--- START OF Data for processing ---
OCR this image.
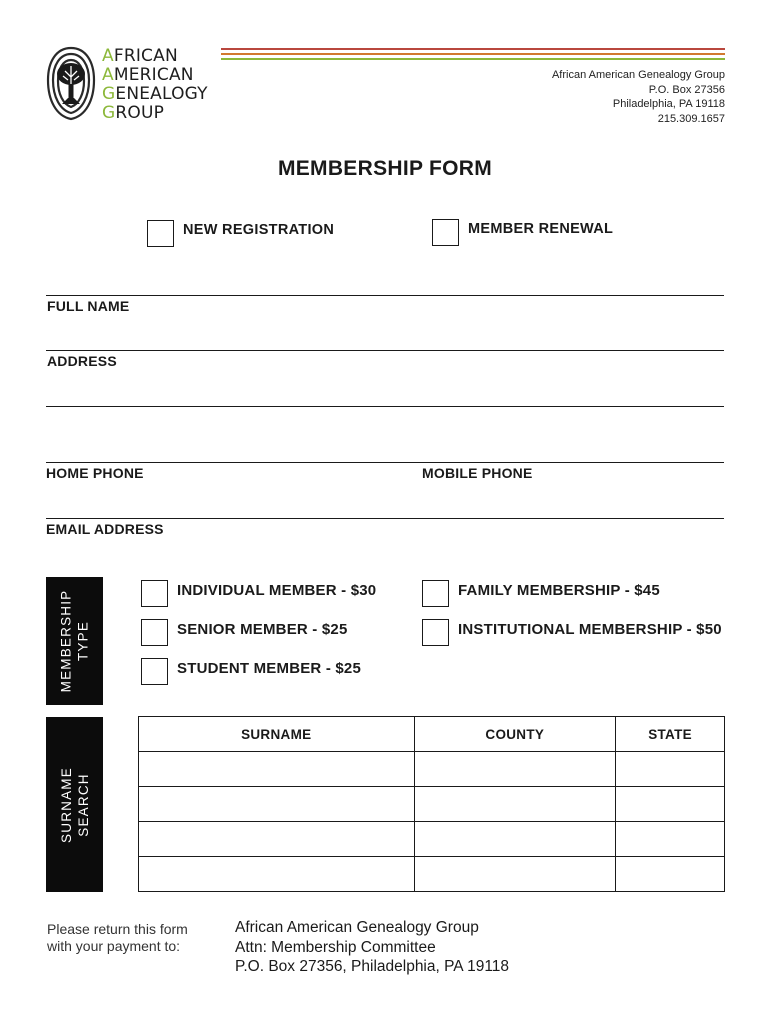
AFRICAN
AMERICAN
GENEALOGY
GROUP
African American Genealogy Group
P.O. Box 27356
Philadelphia, PA 19118
215.309.1657
MEMBERSHIP FORM
NEW REGISTRATION	MEMBER RENEWAL
FULL NAME
ADDRESS
HOME PHONE	MOBILE PHONE
EMAIL ADDRESS
MEMBERSHIP TYPE
INDIVIDUAL MEMBER - $30	FAMILY MEMBERSHIP - $45
SENIOR MEMBER - $25	INSTITUTIONAL MEMBERSHIP - $50
STUDENT MEMBER - $25
SURNAME SEARCH
SURNAME	COUNTY	STATE

Please return this form
with your payment to:
African American Genealogy Group
Attn: Membership Committee
P.O. Box 27356, Philadelphia, PA 19118
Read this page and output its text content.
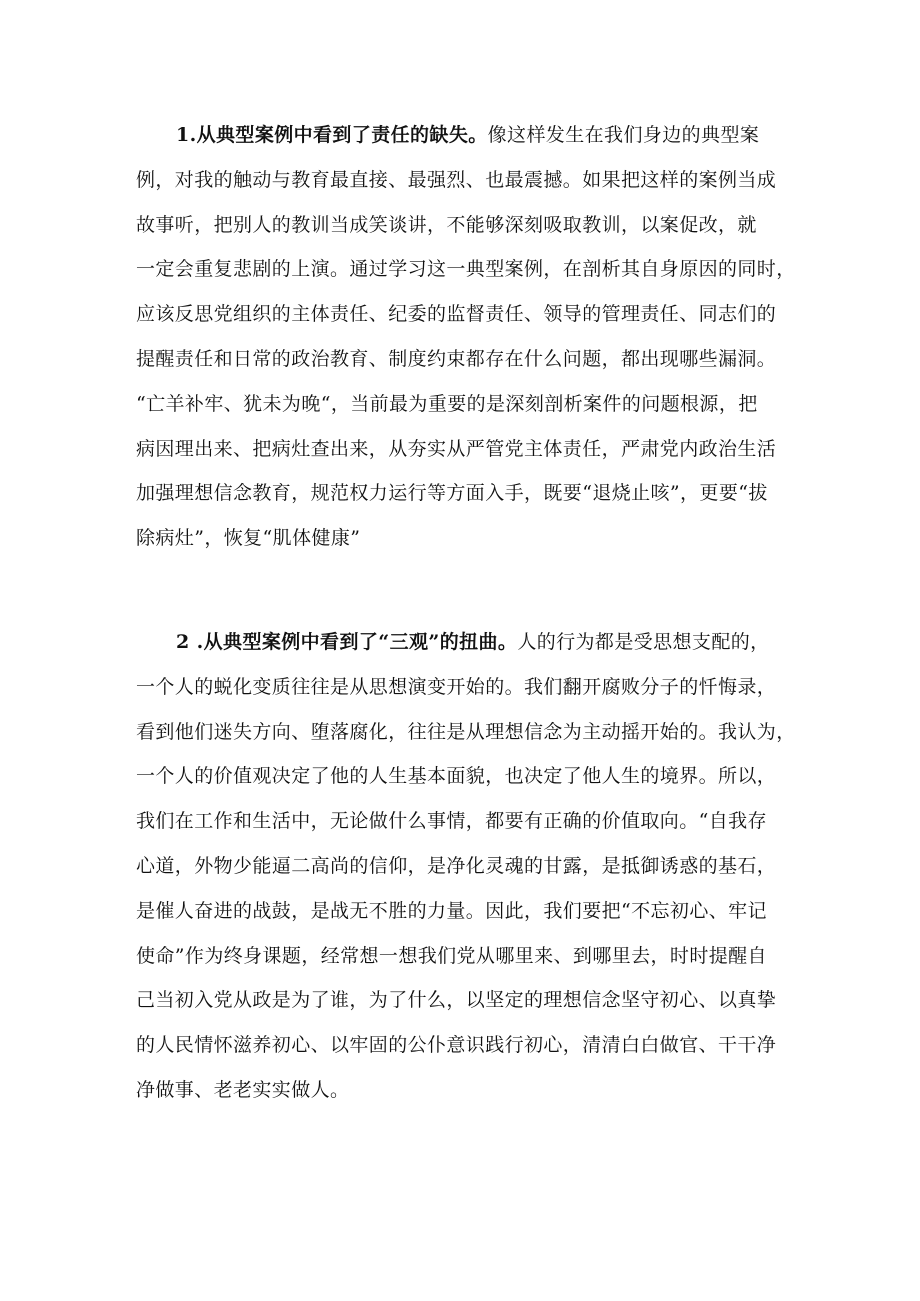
1.从典型案例中看到了责任的缺失。像这样发生在我们身边的典型案
例，对我的触动与教育最直接、最强烈、也最震撼。如果把这样的案例当成
故事听，把别人的教训当成笑谈讲，不能够深刻吸取教训，以案促改，就
一定会重复悲剧的上演。通过学习这一典型案例，在剖析其自身原因的同时，
应该反思党组织的主体责任、纪委的监督责任、领导的管理责任、同志们的
提醒责任和日常的政治教育、制度约束都存在什么问题，都出现哪些漏洞。
“亡羊补牢、犹未为晚“，当前最为重要的是深刻剖析案件的问题根源，把
病因理出来、把病灶查出来，从夯实从严管党主体责任，严肃党内政治生活
加强理想信念教育，规范权力运行等方面入手，既要“退烧止咳”，更要“拔
除病灶”，恢复“肌体健康”
2 .从典型案例中看到了“三观”的扭曲。人的行为都是受思想支配的，
一个人的蜕化变质往往是从思想演变开始的。我们翻开腐败分子的忏悔录，
看到他们迷失方向、堕落腐化，往往是从理想信念为主动摇开始的。我认为，
一个人的价值观决定了他的人生基本面貌，也决定了他人生的境界。所以，
我们在工作和生活中，无论做什么事情，都要有正确的价值取向。“自我存
心道，外物少能逼二高尚的信仰，是净化灵魂的甘露，是抵御诱惑的基石，
是催人奋进的战鼓，是战无不胜的力量。因此，我们要把“不忘初心、牢记
使命”作为终身课题，经常想一想我们党从哪里来、到哪里去，时时提醒自
己当初入党从政是为了谁，为了什么，以坚定的理想信念坚守初心、以真挚
的人民情怀滋养初心、以牢固的公仆意识践行初心，清清白白做官、干干净
净做事、老老实实做人。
--- END OF Data for processing ---
- _Instruction_
Out of the records, collect only those lines that contain the string "Philadelphia".

- _Complete answer_
Philadelphia, PA 19118
P.O. Box 27356, Philadelphia, PA 19118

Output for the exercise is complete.